● Written task
Print the entries verbatim, leaving out the images they contain.

● Dataset records

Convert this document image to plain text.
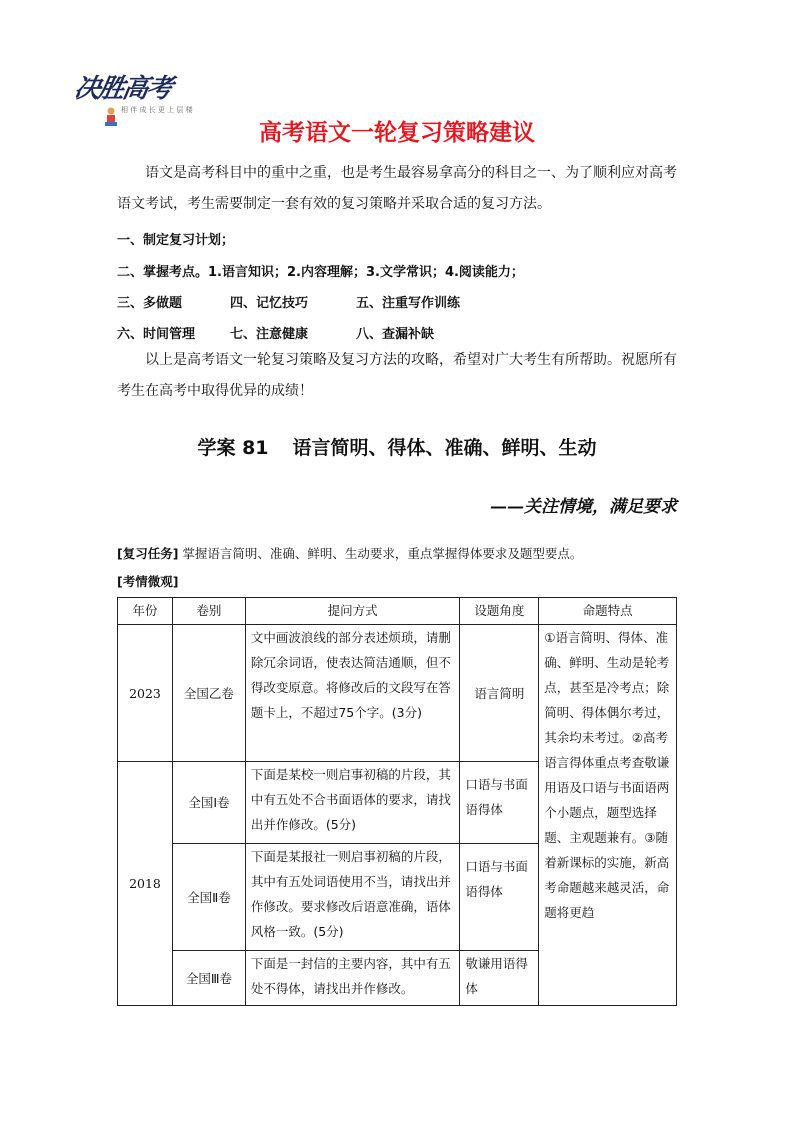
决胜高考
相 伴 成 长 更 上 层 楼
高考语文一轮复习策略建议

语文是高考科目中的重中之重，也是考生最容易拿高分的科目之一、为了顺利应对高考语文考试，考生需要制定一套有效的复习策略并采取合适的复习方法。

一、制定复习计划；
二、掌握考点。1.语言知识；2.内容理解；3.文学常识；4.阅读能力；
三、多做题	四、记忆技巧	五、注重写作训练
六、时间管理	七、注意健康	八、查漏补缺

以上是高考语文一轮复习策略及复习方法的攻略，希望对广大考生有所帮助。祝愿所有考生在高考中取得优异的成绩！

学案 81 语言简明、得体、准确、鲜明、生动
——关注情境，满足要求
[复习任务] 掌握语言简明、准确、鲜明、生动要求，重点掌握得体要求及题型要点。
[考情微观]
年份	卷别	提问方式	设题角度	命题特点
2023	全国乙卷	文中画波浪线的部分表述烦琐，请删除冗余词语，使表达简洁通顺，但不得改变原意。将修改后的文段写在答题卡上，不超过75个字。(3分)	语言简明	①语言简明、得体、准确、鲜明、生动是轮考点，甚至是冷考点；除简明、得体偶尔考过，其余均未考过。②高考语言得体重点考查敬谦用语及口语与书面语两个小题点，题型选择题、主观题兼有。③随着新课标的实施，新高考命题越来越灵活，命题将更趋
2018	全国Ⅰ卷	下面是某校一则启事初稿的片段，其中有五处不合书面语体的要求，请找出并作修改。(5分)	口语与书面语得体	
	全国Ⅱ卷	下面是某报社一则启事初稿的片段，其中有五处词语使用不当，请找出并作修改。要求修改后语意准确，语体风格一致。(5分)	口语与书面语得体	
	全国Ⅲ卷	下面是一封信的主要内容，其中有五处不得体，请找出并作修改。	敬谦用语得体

● Correct answer
Convert this document image to plain text.
决胜高考
相 伴 成 长 更 上 层 楼
高考语文一轮复习策略建议

语文是高考科目中的重中之重，也是考生最容易拿高分的科目之一、为了顺利应对高考语文考试，考生需要制定一套有效的复习策略并采取合适的复习方法。

一、制定复习计划；
二、掌握考点。1.语言知识；2.内容理解；3.文学常识；4.阅读能力；
三、多做题	四、记忆技巧	五、注重写作训练
六、时间管理	七、注意健康	八、查漏补缺

以上是高考语文一轮复习策略及复习方法的攻略，希望对广大考生有所帮助。祝愿所有考生在高考中取得优异的成绩！

学案 81 语言简明、得体、准确、鲜明、生动
——关注情境，满足要求
[复习任务] 掌握语言简明、准确、鲜明、生动要求，重点掌握得体要求及题型要点。
[考情微观]
年份	卷别	提问方式	设题角度	命题特点
2023	全国乙卷	文中画波浪线的部分表述烦琐，请删除冗余词语，使表达简洁通顺，但不得改变原意。将修改后的文段写在答题卡上，不超过75个字。(3分)	语言简明	①语言简明、得体、准确、鲜明、生动是轮考点，甚至是冷考点；除简明、得体偶尔考过，其余均未考过。②高考语言得体重点考查敬谦用语及口语与书面语两个小题点，题型选择题、主观题兼有。③随着新课标的实施，新高考命题越来越灵活，命题将更趋
2018	全国Ⅰ卷	下面是某校一则启事初稿的片段，其中有五处不合书面语体的要求，请找出并作修改。(5分)	口语与书面语得体	
	全国Ⅱ卷	下面是某报社一则启事初稿的片段，其中有五处词语使用不当，请找出并作修改。要求修改后语意准确，语体风格一致。(5分)	口语与书面语得体	
	全国Ⅲ卷	下面是一封信的主要内容，其中有五处不得体，请找出并作修改。	敬谦用语得体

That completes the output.